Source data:
════════

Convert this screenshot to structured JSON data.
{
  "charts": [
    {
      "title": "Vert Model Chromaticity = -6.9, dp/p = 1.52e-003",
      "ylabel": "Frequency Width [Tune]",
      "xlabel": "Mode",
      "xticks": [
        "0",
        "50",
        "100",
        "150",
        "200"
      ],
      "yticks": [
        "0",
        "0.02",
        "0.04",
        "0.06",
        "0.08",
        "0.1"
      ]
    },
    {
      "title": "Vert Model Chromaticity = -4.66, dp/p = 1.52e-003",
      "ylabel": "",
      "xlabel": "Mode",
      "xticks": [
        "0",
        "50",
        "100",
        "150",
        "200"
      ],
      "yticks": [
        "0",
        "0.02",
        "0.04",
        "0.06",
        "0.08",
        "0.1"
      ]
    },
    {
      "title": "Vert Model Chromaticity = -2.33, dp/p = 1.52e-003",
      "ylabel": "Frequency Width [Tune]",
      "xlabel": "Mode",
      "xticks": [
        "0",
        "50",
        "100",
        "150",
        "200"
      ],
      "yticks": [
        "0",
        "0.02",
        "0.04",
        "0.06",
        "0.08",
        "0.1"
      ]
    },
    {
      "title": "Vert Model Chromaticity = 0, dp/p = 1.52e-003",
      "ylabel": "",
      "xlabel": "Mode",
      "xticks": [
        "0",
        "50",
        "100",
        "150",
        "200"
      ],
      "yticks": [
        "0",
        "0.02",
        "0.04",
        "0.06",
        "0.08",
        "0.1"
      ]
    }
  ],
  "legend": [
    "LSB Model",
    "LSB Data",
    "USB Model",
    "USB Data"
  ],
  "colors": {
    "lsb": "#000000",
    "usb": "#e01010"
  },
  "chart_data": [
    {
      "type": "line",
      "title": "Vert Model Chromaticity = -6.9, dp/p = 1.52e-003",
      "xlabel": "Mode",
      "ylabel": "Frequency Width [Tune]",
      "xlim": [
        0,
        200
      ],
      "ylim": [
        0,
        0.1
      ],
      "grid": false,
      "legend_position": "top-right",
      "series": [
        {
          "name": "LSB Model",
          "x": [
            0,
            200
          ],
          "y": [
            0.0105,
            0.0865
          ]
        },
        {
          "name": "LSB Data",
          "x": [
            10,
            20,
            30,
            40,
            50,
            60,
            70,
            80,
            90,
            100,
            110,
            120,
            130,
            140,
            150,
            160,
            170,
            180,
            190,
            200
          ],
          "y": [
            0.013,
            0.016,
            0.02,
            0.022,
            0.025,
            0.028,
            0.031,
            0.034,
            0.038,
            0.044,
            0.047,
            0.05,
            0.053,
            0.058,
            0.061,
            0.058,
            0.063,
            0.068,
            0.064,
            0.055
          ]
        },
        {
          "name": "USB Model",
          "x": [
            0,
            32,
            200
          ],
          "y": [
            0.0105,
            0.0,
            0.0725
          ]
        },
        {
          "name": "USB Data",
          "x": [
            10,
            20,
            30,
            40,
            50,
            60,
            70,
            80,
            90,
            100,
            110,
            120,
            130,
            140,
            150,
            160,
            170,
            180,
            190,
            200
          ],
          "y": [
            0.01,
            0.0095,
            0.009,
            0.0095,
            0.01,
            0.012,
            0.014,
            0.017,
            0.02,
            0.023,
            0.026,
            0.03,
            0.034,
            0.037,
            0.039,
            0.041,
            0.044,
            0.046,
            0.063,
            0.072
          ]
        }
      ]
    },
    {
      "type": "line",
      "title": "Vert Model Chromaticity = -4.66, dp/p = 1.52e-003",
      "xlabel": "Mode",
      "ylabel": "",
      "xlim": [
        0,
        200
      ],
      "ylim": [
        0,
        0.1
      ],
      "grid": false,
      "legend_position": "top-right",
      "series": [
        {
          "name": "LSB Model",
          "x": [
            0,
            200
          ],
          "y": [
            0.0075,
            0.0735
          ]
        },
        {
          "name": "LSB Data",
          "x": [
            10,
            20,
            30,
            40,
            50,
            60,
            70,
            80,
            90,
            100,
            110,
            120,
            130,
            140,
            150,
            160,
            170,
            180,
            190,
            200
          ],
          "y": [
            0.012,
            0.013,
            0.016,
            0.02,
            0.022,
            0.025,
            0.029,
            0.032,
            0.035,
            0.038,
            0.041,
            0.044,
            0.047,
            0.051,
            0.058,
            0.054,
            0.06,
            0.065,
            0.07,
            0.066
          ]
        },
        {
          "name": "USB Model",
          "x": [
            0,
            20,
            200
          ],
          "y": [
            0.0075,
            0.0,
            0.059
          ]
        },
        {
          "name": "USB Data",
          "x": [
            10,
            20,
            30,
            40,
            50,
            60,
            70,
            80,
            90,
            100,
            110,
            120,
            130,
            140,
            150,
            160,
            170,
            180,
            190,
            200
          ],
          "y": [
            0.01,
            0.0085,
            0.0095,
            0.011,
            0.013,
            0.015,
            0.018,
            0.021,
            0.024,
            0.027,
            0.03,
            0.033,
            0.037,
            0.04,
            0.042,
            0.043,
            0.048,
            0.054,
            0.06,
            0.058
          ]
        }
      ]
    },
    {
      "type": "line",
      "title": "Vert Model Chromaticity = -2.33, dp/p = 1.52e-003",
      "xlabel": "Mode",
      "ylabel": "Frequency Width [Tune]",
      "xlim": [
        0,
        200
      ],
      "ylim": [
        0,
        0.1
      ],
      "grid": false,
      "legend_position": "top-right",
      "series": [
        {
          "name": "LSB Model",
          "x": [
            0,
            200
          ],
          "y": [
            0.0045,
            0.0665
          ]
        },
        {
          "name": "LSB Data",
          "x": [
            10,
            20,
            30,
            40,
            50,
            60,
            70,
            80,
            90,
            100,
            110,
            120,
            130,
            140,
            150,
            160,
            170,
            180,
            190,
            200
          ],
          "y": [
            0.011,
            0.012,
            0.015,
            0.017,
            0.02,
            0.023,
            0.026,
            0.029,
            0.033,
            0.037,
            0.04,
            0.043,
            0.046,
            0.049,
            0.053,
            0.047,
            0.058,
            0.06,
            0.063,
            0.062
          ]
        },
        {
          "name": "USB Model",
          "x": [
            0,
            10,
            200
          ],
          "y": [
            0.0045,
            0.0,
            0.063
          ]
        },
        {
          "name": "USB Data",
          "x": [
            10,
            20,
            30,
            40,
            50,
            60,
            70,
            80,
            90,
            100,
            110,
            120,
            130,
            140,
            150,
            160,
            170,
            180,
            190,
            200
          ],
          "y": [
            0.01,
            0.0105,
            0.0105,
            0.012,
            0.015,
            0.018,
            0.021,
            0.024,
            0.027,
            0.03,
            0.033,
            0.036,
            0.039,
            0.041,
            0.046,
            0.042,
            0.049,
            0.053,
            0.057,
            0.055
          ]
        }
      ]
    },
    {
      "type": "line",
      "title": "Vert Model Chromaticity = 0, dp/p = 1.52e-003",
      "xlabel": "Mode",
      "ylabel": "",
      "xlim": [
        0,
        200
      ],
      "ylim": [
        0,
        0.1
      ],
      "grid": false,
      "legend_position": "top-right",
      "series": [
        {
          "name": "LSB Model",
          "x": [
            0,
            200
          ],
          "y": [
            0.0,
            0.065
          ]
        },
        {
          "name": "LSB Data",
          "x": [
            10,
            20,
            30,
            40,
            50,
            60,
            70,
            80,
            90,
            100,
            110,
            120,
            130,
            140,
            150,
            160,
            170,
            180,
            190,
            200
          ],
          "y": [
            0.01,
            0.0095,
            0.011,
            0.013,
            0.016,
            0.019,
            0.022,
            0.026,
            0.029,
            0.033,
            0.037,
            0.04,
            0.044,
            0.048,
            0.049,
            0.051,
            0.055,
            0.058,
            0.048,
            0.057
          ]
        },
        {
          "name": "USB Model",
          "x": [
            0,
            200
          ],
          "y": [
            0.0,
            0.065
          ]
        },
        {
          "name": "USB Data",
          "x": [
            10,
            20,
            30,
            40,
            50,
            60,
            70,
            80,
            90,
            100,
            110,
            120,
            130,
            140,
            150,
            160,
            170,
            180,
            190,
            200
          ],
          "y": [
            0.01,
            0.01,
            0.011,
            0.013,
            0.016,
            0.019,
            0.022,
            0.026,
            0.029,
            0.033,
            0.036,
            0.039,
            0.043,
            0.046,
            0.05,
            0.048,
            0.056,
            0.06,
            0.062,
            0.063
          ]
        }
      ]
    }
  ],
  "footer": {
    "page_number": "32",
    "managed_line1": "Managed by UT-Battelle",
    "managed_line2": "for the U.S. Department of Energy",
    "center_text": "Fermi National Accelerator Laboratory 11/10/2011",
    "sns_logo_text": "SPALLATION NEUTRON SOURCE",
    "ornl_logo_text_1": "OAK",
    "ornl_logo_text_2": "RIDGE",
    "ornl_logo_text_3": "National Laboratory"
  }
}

════════

_TASK TO CARRY OUT:_
Pick out the lines above containing the word "Laboratory", then copy them.

_EXERCISE RESULT:_
    "center_text": "Fermi National Accelerator Laboratory 11/10/2011",
    "ornl_logo_text_3": "National Laboratory"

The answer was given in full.